** What is needed **
All of the records must be repeated exactly.

Exercise data: Begin

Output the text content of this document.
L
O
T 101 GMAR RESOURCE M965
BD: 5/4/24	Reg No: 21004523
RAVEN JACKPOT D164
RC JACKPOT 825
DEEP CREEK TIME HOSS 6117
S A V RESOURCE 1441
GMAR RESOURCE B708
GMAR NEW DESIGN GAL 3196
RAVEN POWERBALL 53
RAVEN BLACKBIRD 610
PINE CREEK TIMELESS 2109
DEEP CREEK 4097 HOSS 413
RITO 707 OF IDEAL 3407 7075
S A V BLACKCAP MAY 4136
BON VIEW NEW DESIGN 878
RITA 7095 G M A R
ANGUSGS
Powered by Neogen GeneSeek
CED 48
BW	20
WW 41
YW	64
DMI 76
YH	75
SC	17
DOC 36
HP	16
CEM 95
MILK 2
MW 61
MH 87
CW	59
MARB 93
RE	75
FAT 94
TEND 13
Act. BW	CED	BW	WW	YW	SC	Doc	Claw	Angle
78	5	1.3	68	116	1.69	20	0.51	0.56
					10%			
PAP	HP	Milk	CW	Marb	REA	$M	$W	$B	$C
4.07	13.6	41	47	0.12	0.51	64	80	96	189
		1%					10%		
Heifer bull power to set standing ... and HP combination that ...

Exercise data: End

** Reply **
Output the text content of this document.
L
O
T 101 GMAR RESOURCE M965
BD: 5/4/24	Reg No: 21004523
RAVEN JACKPOT D164
RC JACKPOT 825
DEEP CREEK TIME HOSS 6117
S A V RESOURCE 1441
GMAR RESOURCE B708
GMAR NEW DESIGN GAL 3196
RAVEN POWERBALL 53
RAVEN BLACKBIRD 610
PINE CREEK TIMELESS 2109
DEEP CREEK 4097 HOSS 413
RITO 707 OF IDEAL 3407 7075
S A V BLACKCAP MAY 4136
BON VIEW NEW DESIGN 878
RITA 7095 G M A R
ANGUSGS
Powered by Neogen GeneSeek
CED 48
BW	20
WW 41
YW	64
DMI 76
YH	75
SC	17
DOC 36
HP	16
CEM 95
MILK 2
MW 61
MH 87
CW	59
MARB 93
RE	75
FAT 94
TEND 13
Act. BW	CED	BW	WW	YW	SC	Doc	Claw	Angle
78	5	1.3	68	116	1.69	20	0.51	0.56
					10%			
PAP	HP	Milk	CW	Marb	REA	$M	$W	$B	$C
4.07	13.6	41	47	0.12	0.51	64	80	96	189
		1%					10%		
Heifer bull power to set standing ... and HP combination that ...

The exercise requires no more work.